══ PROVIDED MATERIAL
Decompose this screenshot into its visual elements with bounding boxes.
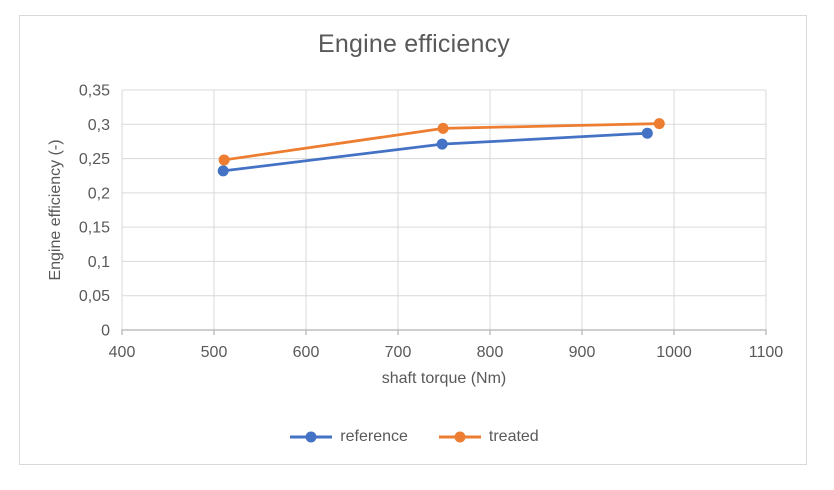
legend-item-reference: reference (289, 428, 408, 446)
legend-item-treated: treated (438, 428, 539, 446)
svg-text:0,15: 0,15 (79, 220, 110, 237)
svg-text:1000: 1000 (656, 344, 692, 361)
x-axis-title: shaft torque (Nm) (381, 370, 507, 387)
svg-text:700: 700 (385, 344, 412, 361)
svg-text:400: 400 (109, 344, 136, 361)
y-axis-title: Engine efficiency (-) (47, 139, 64, 281)
reference-series-marker-icon (290, 431, 333, 443)
svg-text:0,05: 0,05 (79, 288, 110, 305)
svg-text:500: 500 (201, 344, 228, 361)
svg-text:0,3: 0,3 (88, 117, 110, 134)
legend: reference treated (19, 426, 809, 448)
treated-series-marker-icon (438, 431, 481, 443)
svg-text:1100: 1100 (749, 344, 784, 361)
svg-text:0,35: 0,35 (79, 83, 110, 100)
svg-text:0: 0 (101, 323, 110, 340)
svg-text:0,2: 0,2 (88, 185, 110, 202)
svg-text:900: 900 (569, 344, 596, 361)
svg-text:800: 800 (477, 344, 504, 361)
svg-text:0,1: 0,1 (88, 254, 110, 271)
legend-label-treated: treated (488, 428, 539, 445)
svg-text:0,25: 0,25 (79, 151, 110, 168)
chart-title: Engine efficiency (318, 30, 510, 58)
svg-text:600: 600 (293, 344, 320, 361)
legend-label-reference: reference (340, 428, 408, 445)
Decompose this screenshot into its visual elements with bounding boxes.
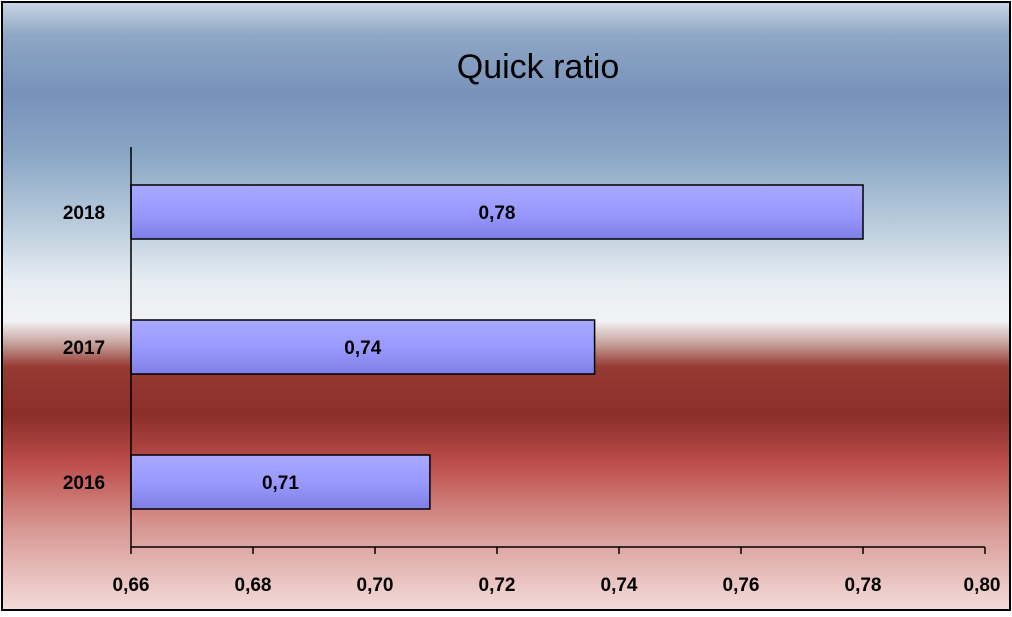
bar-2016 [130, 454, 431, 510]
bar-value-label: 0,74 [344, 338, 381, 359]
x-axis: 0,66 0,68 0,70 0,72 0,74 0,76 0,78 0,80 [113, 147, 1001, 596]
bar-2018 [130, 184, 864, 240]
x-tick-label: 0,70 [357, 575, 394, 596]
bar-value-label: 0,78 [479, 203, 516, 224]
value-labels-layer: 0,78 0,74 0,71 [262, 203, 516, 494]
category-labels-layer: 2018 2017 2016 [63, 203, 105, 494]
x-tick-label: 0,68 [235, 575, 272, 596]
bars-layer [130, 184, 864, 510]
x-tick-label: 0,72 [479, 575, 516, 596]
x-tick-label: 0,66 [113, 575, 150, 596]
category-label: 2018 [63, 203, 105, 224]
x-tick-label: 0,80 [964, 575, 1001, 596]
bar-2017 [130, 319, 596, 375]
category-label: 2017 [63, 338, 105, 359]
x-tick-label: 0,76 [723, 575, 760, 596]
category-label: 2016 [63, 473, 105, 494]
bar-value-label: 0,71 [262, 473, 299, 494]
chart-title: Quick ratio [457, 48, 620, 86]
x-tick-label: 0,78 [845, 575, 882, 596]
x-tick-label: 0,74 [601, 575, 638, 596]
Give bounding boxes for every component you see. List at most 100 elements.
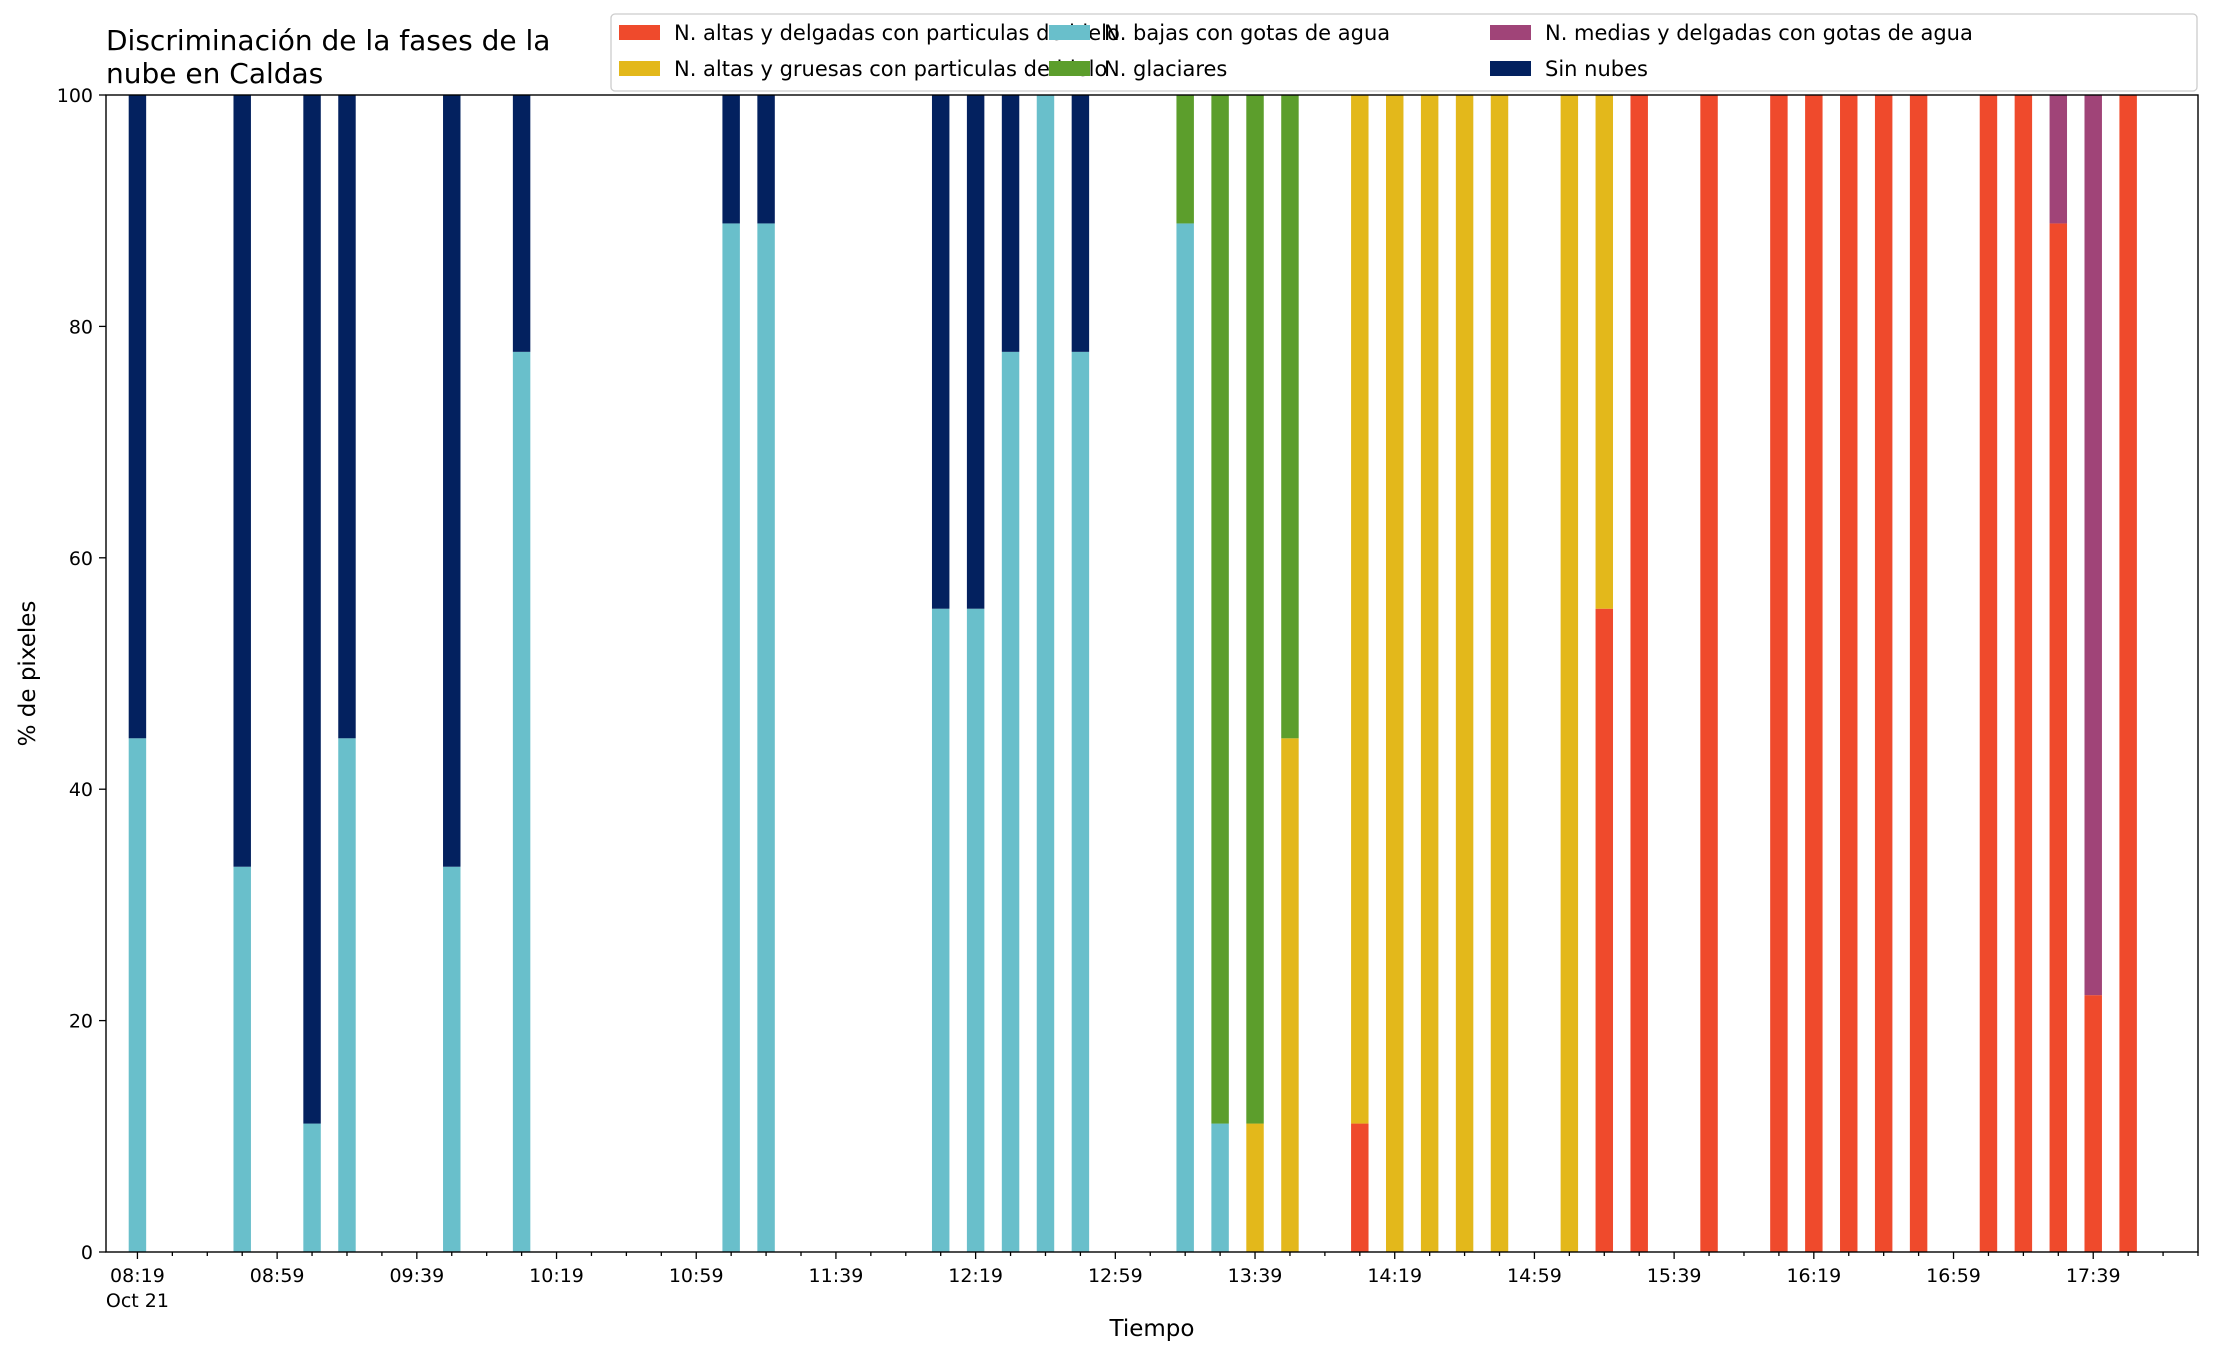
bar-segment-clear <box>757 95 775 224</box>
bar-segment-low_water <box>722 223 740 1253</box>
bar-segment-low_water <box>931 608 950 1252</box>
bar-segment-glacier <box>1211 95 1229 1124</box>
legend-label-mid_water: N. medias y delgadas con gotas de agua <box>1545 21 1973 45</box>
bar-segment-clear <box>722 95 740 224</box>
x-tick-label: 14:19 <box>1367 1265 1422 1287</box>
legend-label-thick_ice: N. altas y gruesas con particulas de hie… <box>674 57 1107 81</box>
bar-segment-thick_ice <box>1386 95 1404 1252</box>
bar-segment-low_water <box>1211 1123 1229 1252</box>
x-tick-label: 14:59 <box>1507 1265 1562 1287</box>
bar-segment-low_water <box>1071 351 1090 1253</box>
y-tick-label: 20 <box>69 1011 93 1033</box>
chart-title-line: Discriminación de la fases de la <box>106 24 550 57</box>
bar-segment-glacier <box>1176 95 1194 224</box>
bar-segment-low_water <box>512 351 531 1253</box>
legend-label-thin_ice: N. altas y delgadas con particulas de hi… <box>674 21 1120 45</box>
bar-segment-thin_ice <box>1805 95 1823 1252</box>
bar-segment-clear <box>931 95 950 609</box>
legend-swatch-low_water <box>1049 25 1090 40</box>
bar-segment-clear <box>1001 95 1020 352</box>
bar-segment-low_water <box>1036 95 1055 1252</box>
bar-segment-thin_ice <box>1874 95 1893 1252</box>
bar-segment-low_water <box>757 223 775 1253</box>
bar-segment-thin_ice <box>1700 95 1718 1252</box>
bar-segment-thick_ice <box>1455 95 1474 1252</box>
bar-segment-thick_ice <box>1560 95 1579 1252</box>
bar-segment-clear <box>233 95 251 867</box>
x-tick-label: 10:19 <box>529 1265 584 1287</box>
bar-segment-clear <box>128 95 147 739</box>
bar-segment-thin_ice <box>1840 95 1858 1252</box>
bar-segment-mid_water <box>2049 95 2068 224</box>
bar-segment-thick_ice <box>1246 1123 1264 1252</box>
bar-segment-thin_ice <box>1351 1123 1369 1252</box>
legend-swatch-clear <box>1490 61 1531 76</box>
y-tick-label: 80 <box>69 316 93 338</box>
chart-title-line: nube en Caldas <box>106 57 323 90</box>
x-tick-label: 08:19 <box>110 1265 165 1287</box>
legend-label-low_water: N. bajas con gotas de agua <box>1104 21 1390 45</box>
x-tick-label: 10:59 <box>669 1265 724 1287</box>
bar-segment-low_water <box>1176 223 1194 1253</box>
bar-segment-clear <box>512 95 531 352</box>
y-tick-label: 0 <box>81 1242 93 1264</box>
legend-swatch-thick_ice <box>619 61 660 76</box>
bar-segment-low_water <box>233 866 251 1252</box>
bar-segment-glacier <box>1246 95 1264 1124</box>
y-tick-label: 60 <box>69 548 93 570</box>
bar-segment-thick_ice <box>1351 95 1369 1124</box>
bar-segment-thick_ice <box>1420 95 1439 1252</box>
bar-segment-thin_ice <box>1979 95 1998 1252</box>
x-tick-label: 11:39 <box>809 1265 864 1287</box>
bar-segment-thin_ice <box>2119 95 2137 1252</box>
x-axis: 08:19 08:59 09:39 10:19 10:59 11:39 12:19 12:59… <box>106 1252 2199 1312</box>
bar-segment-thick_ice <box>1595 95 1614 609</box>
bar-segment-low_water <box>128 738 147 1252</box>
legend-swatch-glacier <box>1049 61 1090 76</box>
x-tick-label: 16:59 <box>1926 1265 1981 1287</box>
bar-segment-thin_ice <box>1909 95 1928 1252</box>
legend-label-clear: Sin nubes <box>1545 57 1648 81</box>
bar-segment-mid_water <box>2084 95 2102 996</box>
bar-segment-low_water <box>443 866 461 1252</box>
bars-layer <box>128 95 2137 1253</box>
bar-segment-clear <box>443 95 461 867</box>
y-axis-label: % de pixeles <box>15 601 41 747</box>
bar-segment-thin_ice <box>1770 95 1788 1252</box>
bar-segment-low_water <box>303 1123 321 1252</box>
x-tick-label: 09:39 <box>389 1265 444 1287</box>
legend-swatch-mid_water <box>1490 25 1531 40</box>
bar-segment-thin_ice <box>2084 995 2102 1252</box>
legend-label-glacier: N. glaciares <box>1104 57 1227 81</box>
x-tick-label: 17:39 <box>2066 1265 2121 1287</box>
bar-segment-clear <box>303 95 321 1124</box>
x-tick-label: 08:59 <box>250 1265 305 1287</box>
y-tick-label: 100 <box>57 85 93 107</box>
bar-segment-low_water <box>966 608 985 1252</box>
x-tick-label: 13:39 <box>1228 1265 1283 1287</box>
bar-segment-clear <box>1071 95 1090 352</box>
bar-segment-clear <box>966 95 985 609</box>
legend-swatch-thin_ice <box>619 25 660 40</box>
plot-frame <box>105 94 2199 1253</box>
legend: N. altas y delgadas con particulas de hi… <box>610 13 2198 92</box>
x-axis-label: Tiempo <box>1109 1316 1195 1342</box>
x-date-label: Oct 21 <box>106 1290 169 1312</box>
bar-segment-thick_ice <box>1281 738 1299 1252</box>
bar-segment-thin_ice <box>2014 95 2033 1252</box>
x-tick-label: 12:19 <box>948 1265 1003 1287</box>
bar-segment-glacier <box>1281 95 1299 739</box>
bar-segment-low_water <box>338 738 356 1252</box>
legend-frame <box>610 13 2198 92</box>
x-tick-label: 16:19 <box>1786 1265 1841 1287</box>
x-tick-label: 15:39 <box>1647 1265 1702 1287</box>
bar-segment-thin_ice <box>1630 95 1648 1252</box>
bar-segment-thin_ice <box>1595 608 1614 1252</box>
bar-segment-clear <box>338 95 356 739</box>
bar-segment-thin_ice <box>2049 223 2068 1253</box>
bar-segment-low_water <box>1001 351 1020 1253</box>
y-axis: 0 20 40 60 80 100 <box>57 85 106 1264</box>
y-tick-label: 40 <box>69 779 93 801</box>
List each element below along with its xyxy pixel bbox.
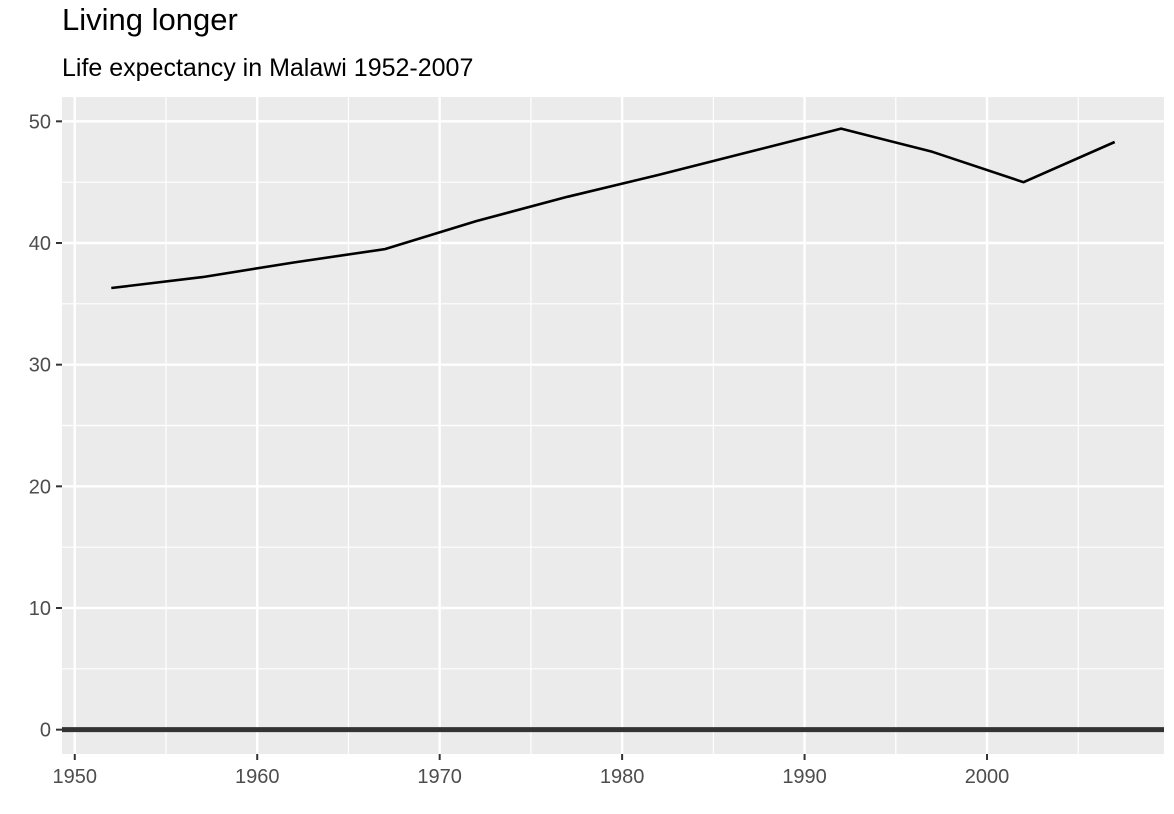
- y-tick-label: 10: [29, 598, 51, 620]
- x-tick-label: 1960: [235, 766, 280, 788]
- x-axis: 1950 1960 1970 1980 1990 2000: [53, 754, 1010, 788]
- y-tick-label: 50: [29, 111, 51, 133]
- data-point: [200, 275, 204, 279]
- y-tick-label: 30: [29, 355, 51, 377]
- y-tick-label: 20: [29, 476, 51, 498]
- x-tick-label: 2000: [965, 766, 1010, 788]
- data-point: [1022, 180, 1026, 184]
- x-tick-label: 1950: [53, 766, 98, 788]
- x-tick-label: 1990: [782, 766, 827, 788]
- data-point: [474, 219, 478, 223]
- data-point: [748, 150, 752, 154]
- y-axis: 0 10 20 30 40 50: [29, 111, 62, 742]
- chart-title: Living longer: [62, 2, 238, 37]
- y-tick-label: 40: [29, 233, 51, 255]
- x-tick-label: 1980: [600, 766, 645, 788]
- x-tick-label: 1970: [417, 766, 462, 788]
- y-tick-label: 0: [40, 720, 51, 742]
- data-point: [292, 260, 296, 264]
- data-point: [930, 150, 934, 154]
- data-point: [109, 286, 113, 290]
- chart-subtitle: Life expectancy in Malawi 1952-2007: [62, 54, 474, 82]
- data-point: [1113, 140, 1117, 144]
- data-point: [383, 247, 387, 251]
- data-point: [565, 195, 569, 199]
- data-point: [657, 173, 661, 177]
- data-point: [839, 127, 843, 131]
- life-expectancy-line: [111, 127, 1116, 290]
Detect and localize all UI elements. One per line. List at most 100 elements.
════
WORK REQUIRED => Reproduce the rows from the line with "legend-item-reference: reference (289, 428, 408, 446)" up to and including the line with "x-axis-title: shaft torque", changing nothing.

FINISHED ANSWER =>
legend-item-reference: reference (289, 428, 408, 446)
legend-item-treated: treated (438, 428, 539, 446)
svg-text:0,15: 0,15 (79, 220, 110, 237)
svg-text:1000: 1000 (656, 344, 692, 361)
x-axis-title: shaft torque (Nm) (381, 370, 507, 387)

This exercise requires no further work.